What you will do:
Every entry needs to be reproduced exactly.
:::
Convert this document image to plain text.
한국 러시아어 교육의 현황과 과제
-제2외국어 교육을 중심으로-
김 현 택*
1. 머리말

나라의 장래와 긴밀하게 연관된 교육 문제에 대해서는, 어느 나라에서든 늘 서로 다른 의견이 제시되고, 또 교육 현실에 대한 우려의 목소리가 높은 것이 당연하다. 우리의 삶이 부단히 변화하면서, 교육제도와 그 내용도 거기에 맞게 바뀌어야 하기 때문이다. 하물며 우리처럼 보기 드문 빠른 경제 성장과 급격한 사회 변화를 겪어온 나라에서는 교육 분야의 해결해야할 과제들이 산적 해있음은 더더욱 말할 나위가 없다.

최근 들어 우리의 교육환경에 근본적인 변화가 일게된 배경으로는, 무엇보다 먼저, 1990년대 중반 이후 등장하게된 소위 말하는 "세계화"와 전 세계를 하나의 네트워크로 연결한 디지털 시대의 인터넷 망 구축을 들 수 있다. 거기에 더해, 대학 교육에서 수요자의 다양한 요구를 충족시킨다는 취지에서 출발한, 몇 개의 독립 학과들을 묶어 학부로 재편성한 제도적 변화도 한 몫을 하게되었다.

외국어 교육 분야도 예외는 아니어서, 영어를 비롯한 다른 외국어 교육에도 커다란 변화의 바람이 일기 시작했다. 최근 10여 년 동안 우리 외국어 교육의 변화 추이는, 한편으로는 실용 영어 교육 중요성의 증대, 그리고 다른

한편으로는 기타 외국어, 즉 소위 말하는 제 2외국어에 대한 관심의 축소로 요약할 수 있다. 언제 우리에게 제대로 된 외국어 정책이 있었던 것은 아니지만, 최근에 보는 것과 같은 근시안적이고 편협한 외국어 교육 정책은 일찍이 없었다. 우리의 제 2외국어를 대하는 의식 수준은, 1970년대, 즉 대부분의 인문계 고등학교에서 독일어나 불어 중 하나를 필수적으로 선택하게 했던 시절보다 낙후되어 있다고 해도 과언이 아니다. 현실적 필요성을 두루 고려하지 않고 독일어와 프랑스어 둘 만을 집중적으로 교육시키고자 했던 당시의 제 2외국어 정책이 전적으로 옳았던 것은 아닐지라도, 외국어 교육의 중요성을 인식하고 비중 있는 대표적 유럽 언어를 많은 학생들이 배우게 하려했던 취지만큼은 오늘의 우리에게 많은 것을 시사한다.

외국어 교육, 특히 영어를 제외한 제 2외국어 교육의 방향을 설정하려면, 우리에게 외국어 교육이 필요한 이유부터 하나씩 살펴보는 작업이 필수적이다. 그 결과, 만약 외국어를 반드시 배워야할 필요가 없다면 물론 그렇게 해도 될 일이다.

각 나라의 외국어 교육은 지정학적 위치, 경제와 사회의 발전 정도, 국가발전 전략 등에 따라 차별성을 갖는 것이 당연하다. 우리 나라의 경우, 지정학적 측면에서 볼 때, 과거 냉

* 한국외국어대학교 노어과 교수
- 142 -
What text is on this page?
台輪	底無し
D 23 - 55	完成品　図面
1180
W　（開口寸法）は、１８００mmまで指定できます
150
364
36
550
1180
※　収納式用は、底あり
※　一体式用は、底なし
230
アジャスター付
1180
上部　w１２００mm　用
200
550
:::
Finished task:
Convert this document image to plain text.
한국 러시아어 교육의 현황과 과제
-제2외국어 교육을 중심으로-
김 현 택*
1. 머리말

나라의 장래와 긴밀하게 연관된 교육 문제에 대해서는, 어느 나라에서든 늘 서로 다른 의견이 제시되고, 또 교육 현실에 대한 우려의 목소리가 높은 것이 당연하다. 우리의 삶이 부단히 변화하면서, 교육제도와 그 내용도 거기에 맞게 바뀌어야 하기 때문이다. 하물며 우리처럼 보기 드문 빠른 경제 성장과 급격한 사회 변화를 겪어온 나라에서는 교육 분야의 해결해야할 과제들이 산적 해있음은 더더욱 말할 나위가 없다.

최근 들어 우리의 교육환경에 근본적인 변화가 일게된 배경으로는, 무엇보다 먼저, 1990년대 중반 이후 등장하게된 소위 말하는 "세계화"와 전 세계를 하나의 네트워크로 연결한 디지털 시대의 인터넷 망 구축을 들 수 있다. 거기에 더해, 대학 교육에서 수요자의 다양한 요구를 충족시킨다는 취지에서 출발한, 몇 개의 독립 학과들을 묶어 학부로 재편성한 제도적 변화도 한 몫을 하게되었다.

외국어 교육 분야도 예외는 아니어서, 영어를 비롯한 다른 외국어 교육에도 커다란 변화의 바람이 일기 시작했다. 최근 10여 년 동안 우리 외국어 교육의 변화 추이는, 한편으로는 실용 영어 교육 중요성의 증대, 그리고 다른

한편으로는 기타 외국어, 즉 소위 말하는 제 2외국어에 대한 관심의 축소로 요약할 수 있다. 언제 우리에게 제대로 된 외국어 정책이 있었던 것은 아니지만, 최근에 보는 것과 같은 근시안적이고 편협한 외국어 교육 정책은 일찍이 없었다. 우리의 제 2외국어를 대하는 의식 수준은, 1970년대, 즉 대부분의 인문계 고등학교에서 독일어나 불어 중 하나를 필수적으로 선택하게 했던 시절보다 낙후되어 있다고 해도 과언이 아니다. 현실적 필요성을 두루 고려하지 않고 독일어와 프랑스어 둘 만을 집중적으로 교육시키고자 했던 당시의 제 2외국어 정책이 전적으로 옳았던 것은 아닐지라도, 외국어 교육의 중요성을 인식하고 비중 있는 대표적 유럽 언어를 많은 학생들이 배우게 하려했던 취지만큼은 오늘의 우리에게 많은 것을 시사한다.

외국어 교육, 특히 영어를 제외한 제 2외국어 교육의 방향을 설정하려면, 우리에게 외국어 교육이 필요한 이유부터 하나씩 살펴보는 작업이 필수적이다. 그 결과, 만약 외국어를 반드시 배워야할 필요가 없다면 물론 그렇게 해도 될 일이다.

각 나라의 외국어 교육은 지정학적 위치, 경제와 사회의 발전 정도, 국가발전 전략 등에 따라 차별성을 갖는 것이 당연하다. 우리 나라의 경우, 지정학적 측면에서 볼 때, 과거 냉

* 한국외국어대학교 노어과 교수
- 142 -
What text is on this page?
台輪	底無し
D 23 - 55	完成品　図面
1180
W　（開口寸法）は、１８００mmまで指定できます
150
364
36
550
1180
※　収納式用は、底あり
※　一体式用は、底なし
230
アジャスター付
1180
上部　w１２００mm　用
200
550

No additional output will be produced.